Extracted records
━━━━
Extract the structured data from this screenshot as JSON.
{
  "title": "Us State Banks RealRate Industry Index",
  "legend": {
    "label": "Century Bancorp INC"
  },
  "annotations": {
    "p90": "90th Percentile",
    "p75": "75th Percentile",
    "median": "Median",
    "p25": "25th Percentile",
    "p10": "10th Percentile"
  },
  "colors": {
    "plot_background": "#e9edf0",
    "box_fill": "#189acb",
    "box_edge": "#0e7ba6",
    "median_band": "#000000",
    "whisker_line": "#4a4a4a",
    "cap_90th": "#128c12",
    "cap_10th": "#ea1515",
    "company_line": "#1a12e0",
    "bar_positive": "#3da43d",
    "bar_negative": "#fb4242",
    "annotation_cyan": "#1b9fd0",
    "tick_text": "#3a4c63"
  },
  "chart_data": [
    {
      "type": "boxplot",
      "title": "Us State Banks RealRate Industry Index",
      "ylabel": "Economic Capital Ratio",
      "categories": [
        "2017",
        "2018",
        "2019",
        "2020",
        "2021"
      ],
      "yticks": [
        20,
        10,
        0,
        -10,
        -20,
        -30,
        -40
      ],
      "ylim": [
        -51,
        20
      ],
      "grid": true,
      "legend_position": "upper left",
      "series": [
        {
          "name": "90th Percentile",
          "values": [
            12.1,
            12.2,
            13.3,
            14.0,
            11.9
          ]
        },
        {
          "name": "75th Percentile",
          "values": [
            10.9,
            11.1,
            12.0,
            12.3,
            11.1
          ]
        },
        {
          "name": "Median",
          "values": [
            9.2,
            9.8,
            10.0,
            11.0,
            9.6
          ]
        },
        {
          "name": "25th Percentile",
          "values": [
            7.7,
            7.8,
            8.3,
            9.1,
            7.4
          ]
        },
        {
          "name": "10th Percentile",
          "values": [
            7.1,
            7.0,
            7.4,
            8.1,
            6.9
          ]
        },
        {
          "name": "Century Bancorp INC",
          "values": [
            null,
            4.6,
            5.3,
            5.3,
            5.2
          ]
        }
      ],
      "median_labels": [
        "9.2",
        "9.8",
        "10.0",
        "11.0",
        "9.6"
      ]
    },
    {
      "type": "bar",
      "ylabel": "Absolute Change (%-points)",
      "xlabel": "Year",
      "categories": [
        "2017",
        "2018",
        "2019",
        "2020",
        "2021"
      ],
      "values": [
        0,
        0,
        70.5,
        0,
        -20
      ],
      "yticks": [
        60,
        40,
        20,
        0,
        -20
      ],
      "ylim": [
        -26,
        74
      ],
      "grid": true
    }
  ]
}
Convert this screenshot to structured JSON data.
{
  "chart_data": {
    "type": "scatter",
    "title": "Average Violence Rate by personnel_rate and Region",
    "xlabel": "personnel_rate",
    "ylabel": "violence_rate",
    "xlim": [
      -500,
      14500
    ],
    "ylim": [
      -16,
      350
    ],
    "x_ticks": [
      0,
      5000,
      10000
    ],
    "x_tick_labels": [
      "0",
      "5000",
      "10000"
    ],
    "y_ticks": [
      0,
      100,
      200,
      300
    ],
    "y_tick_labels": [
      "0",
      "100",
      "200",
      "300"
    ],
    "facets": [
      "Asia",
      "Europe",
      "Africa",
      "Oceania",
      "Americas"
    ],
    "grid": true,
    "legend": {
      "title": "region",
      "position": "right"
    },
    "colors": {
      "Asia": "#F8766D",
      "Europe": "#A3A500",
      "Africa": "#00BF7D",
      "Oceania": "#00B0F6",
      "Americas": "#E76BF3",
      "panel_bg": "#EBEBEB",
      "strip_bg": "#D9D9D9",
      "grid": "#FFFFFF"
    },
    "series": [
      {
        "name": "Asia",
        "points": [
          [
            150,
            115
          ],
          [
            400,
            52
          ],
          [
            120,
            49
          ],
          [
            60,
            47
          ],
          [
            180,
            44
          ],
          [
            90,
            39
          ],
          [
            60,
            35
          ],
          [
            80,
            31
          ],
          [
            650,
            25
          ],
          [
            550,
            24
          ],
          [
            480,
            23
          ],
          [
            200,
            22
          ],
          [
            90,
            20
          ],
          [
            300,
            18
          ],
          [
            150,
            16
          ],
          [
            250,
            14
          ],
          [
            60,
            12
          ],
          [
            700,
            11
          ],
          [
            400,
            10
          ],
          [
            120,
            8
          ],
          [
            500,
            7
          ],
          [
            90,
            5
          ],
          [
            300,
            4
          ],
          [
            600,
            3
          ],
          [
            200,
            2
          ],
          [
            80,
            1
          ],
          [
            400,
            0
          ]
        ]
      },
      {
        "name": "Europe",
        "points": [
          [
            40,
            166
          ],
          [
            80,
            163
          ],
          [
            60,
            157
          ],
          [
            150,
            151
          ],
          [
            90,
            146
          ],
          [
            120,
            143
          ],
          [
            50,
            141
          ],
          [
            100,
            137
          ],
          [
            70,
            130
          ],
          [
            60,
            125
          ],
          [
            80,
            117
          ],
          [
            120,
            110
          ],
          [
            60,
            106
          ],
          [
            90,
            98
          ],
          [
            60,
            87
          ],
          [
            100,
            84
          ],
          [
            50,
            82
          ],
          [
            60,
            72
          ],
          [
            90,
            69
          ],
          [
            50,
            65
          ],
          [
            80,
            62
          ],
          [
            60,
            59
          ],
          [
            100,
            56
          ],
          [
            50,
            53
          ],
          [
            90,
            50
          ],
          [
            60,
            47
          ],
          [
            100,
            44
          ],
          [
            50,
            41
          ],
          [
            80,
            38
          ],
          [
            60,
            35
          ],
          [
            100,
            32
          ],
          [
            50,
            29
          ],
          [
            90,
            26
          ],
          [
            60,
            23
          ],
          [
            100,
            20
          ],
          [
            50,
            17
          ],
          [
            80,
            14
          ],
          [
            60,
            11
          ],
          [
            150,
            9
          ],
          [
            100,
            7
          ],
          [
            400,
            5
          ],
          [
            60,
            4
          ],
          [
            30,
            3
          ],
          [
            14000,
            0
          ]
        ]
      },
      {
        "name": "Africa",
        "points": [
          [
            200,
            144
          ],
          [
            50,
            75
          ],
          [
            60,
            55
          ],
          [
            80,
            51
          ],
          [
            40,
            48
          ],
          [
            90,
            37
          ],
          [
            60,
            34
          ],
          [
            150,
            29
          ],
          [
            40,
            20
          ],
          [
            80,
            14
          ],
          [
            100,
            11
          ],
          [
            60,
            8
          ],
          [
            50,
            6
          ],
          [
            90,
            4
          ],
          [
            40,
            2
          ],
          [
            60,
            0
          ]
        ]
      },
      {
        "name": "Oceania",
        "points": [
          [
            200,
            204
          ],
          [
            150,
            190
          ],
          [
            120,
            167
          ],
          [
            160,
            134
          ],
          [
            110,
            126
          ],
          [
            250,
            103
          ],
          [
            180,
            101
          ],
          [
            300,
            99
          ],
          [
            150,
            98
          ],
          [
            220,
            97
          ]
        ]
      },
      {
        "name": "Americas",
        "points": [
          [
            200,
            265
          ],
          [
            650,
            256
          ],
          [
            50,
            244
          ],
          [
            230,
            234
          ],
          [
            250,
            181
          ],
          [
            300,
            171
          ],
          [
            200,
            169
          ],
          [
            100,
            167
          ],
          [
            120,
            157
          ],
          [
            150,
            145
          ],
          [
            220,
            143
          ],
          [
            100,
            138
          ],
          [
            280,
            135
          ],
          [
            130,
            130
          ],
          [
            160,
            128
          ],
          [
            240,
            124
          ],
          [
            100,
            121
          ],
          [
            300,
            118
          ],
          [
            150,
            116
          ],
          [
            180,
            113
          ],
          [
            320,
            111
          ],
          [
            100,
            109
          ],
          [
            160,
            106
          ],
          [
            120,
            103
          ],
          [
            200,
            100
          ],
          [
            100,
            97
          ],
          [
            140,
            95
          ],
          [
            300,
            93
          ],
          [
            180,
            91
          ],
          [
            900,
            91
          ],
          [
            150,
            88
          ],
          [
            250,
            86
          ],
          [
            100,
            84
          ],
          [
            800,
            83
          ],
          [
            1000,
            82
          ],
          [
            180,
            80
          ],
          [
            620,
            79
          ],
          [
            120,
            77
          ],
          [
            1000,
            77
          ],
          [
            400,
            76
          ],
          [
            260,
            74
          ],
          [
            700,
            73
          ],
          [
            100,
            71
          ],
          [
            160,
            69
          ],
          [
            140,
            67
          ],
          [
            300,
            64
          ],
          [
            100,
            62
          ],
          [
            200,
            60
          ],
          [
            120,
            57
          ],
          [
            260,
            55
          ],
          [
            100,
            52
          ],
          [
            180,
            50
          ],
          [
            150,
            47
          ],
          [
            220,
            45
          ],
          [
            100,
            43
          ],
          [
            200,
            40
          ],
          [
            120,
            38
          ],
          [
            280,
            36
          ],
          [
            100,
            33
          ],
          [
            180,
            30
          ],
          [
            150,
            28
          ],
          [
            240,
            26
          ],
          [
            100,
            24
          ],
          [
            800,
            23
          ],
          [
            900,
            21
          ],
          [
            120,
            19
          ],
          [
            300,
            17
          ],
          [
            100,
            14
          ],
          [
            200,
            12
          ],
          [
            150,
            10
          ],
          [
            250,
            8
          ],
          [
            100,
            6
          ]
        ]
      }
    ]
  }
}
━━━━
Exercise
Find each line with the string "Industry" and copy it out.

Answer to this exercise
  "title": "Us State Banks RealRate Industry Index",
      "title": "Us State Banks RealRate Industry Index",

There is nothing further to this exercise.